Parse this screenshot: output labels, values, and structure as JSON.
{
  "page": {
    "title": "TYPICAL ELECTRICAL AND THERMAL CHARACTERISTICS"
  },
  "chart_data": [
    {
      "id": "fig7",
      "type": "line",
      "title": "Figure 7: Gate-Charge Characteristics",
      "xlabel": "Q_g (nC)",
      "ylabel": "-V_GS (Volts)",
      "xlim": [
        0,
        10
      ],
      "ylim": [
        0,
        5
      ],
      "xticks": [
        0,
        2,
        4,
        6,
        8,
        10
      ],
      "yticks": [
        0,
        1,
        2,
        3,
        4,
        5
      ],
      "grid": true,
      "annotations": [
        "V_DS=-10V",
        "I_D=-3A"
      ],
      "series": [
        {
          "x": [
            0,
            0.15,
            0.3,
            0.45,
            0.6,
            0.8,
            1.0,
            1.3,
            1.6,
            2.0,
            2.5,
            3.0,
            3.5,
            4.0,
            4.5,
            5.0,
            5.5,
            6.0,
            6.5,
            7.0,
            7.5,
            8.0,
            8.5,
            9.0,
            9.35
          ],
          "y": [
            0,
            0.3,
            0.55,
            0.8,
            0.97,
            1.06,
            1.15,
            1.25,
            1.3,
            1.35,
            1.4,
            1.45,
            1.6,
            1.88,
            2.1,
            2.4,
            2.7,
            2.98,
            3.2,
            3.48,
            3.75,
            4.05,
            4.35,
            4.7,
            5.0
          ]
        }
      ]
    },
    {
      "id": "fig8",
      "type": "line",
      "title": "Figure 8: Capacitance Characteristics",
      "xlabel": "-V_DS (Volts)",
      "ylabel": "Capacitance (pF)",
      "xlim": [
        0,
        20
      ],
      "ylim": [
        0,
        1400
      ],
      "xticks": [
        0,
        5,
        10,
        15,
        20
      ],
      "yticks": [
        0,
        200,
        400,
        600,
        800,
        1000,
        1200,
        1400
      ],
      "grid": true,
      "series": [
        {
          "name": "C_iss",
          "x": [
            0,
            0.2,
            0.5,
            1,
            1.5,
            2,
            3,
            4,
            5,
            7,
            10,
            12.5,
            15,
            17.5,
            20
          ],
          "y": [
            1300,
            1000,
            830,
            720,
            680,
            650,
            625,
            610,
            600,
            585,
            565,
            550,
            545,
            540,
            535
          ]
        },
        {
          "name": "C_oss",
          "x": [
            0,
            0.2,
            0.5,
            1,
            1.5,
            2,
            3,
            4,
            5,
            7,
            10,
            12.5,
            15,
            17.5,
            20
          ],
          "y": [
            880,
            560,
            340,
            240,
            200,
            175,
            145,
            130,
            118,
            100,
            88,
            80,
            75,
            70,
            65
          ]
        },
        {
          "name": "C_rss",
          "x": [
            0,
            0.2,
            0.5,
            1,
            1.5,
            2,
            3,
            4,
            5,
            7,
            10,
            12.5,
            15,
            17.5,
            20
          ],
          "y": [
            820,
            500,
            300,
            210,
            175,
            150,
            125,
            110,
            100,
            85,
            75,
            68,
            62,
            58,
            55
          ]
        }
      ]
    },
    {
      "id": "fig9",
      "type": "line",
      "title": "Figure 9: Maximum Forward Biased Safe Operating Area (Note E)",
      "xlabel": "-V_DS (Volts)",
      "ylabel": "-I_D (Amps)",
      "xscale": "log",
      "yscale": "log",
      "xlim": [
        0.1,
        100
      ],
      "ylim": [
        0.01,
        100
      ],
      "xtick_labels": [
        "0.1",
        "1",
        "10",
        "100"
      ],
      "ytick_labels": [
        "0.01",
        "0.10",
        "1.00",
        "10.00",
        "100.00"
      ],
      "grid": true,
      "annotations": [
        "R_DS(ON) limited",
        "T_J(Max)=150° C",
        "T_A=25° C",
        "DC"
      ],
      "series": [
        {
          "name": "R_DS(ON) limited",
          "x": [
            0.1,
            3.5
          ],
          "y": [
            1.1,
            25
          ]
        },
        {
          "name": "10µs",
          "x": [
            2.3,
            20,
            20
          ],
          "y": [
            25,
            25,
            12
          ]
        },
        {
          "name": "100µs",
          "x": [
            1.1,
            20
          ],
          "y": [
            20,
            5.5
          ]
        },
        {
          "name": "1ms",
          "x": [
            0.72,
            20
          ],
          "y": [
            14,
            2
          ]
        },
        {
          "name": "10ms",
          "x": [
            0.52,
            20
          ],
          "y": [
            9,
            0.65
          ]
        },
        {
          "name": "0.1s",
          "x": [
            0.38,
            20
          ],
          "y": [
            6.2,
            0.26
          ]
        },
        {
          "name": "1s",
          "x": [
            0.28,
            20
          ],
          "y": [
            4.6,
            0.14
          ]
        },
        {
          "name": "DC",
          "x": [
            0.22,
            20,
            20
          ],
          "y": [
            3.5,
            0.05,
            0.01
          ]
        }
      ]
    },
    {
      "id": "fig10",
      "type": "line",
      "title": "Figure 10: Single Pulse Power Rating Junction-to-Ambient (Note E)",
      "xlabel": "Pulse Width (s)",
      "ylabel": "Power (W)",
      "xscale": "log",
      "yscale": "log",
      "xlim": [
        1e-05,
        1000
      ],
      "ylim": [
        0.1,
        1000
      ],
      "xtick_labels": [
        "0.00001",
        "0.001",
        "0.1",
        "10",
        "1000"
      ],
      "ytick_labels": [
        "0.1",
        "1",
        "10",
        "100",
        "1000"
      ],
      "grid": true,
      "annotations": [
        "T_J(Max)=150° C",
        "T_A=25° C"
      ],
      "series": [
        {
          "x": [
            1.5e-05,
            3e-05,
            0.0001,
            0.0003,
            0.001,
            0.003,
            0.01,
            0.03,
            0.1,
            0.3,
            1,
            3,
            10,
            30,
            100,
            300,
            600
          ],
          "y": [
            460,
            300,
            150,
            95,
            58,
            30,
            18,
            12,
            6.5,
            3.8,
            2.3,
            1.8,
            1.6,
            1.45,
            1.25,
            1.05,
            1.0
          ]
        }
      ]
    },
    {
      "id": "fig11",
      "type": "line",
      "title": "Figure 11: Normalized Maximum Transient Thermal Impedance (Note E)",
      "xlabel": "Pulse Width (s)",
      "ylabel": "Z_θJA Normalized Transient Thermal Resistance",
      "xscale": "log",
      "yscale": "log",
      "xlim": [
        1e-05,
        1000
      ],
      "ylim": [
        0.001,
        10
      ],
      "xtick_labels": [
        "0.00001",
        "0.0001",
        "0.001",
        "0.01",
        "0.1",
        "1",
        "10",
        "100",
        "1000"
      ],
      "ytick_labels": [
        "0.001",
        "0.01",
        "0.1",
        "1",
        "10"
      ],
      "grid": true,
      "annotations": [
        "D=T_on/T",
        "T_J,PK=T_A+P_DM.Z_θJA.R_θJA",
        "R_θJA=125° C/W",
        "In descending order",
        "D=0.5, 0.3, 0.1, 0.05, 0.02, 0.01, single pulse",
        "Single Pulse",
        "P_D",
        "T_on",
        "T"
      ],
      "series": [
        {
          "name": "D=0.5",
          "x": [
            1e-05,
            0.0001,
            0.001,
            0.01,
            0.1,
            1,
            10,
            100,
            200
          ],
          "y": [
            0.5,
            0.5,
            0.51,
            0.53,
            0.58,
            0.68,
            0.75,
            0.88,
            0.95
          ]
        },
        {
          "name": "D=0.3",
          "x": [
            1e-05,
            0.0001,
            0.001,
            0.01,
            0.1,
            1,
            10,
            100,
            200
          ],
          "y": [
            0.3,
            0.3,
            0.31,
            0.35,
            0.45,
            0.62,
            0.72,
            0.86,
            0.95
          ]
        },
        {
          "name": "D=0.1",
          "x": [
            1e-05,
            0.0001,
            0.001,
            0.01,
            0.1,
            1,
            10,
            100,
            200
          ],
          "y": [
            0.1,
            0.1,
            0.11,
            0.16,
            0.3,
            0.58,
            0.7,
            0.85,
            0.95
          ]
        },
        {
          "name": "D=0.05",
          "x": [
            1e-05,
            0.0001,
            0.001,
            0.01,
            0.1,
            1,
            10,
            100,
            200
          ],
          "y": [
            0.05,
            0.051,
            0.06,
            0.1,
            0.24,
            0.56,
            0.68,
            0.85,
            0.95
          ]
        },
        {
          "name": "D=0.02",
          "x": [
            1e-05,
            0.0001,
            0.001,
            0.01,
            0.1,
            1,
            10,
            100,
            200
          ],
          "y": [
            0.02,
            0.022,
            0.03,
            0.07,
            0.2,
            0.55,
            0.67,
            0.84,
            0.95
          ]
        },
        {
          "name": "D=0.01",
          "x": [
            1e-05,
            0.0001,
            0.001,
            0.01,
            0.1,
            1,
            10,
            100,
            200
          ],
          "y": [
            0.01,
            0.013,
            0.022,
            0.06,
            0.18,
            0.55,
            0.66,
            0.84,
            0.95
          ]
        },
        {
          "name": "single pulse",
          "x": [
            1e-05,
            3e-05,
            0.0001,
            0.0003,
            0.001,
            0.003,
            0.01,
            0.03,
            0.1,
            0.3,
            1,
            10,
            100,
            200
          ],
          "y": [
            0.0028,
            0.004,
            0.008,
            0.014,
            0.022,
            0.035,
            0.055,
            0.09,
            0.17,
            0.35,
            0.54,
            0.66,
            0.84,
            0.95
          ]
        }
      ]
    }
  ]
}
* * *
» Exercise directions: Select from the material above each line in which the string "Figure" appears, and list those lines.

» Solution:
      "title": "Figure 7: Gate-Charge Characteristics",
      "title": "Figure 8: Capacitance Characteristics",
      "title": "Figure 9: Maximum Forward Biased Safe Operating Area (Note E)",
      "title": "Figure 10: Single Pulse Power Rating Junction-to-Ambient (Note E)",
      "title": "Figure 11: Normalized Maximum Transient Thermal Impedance (Note E)",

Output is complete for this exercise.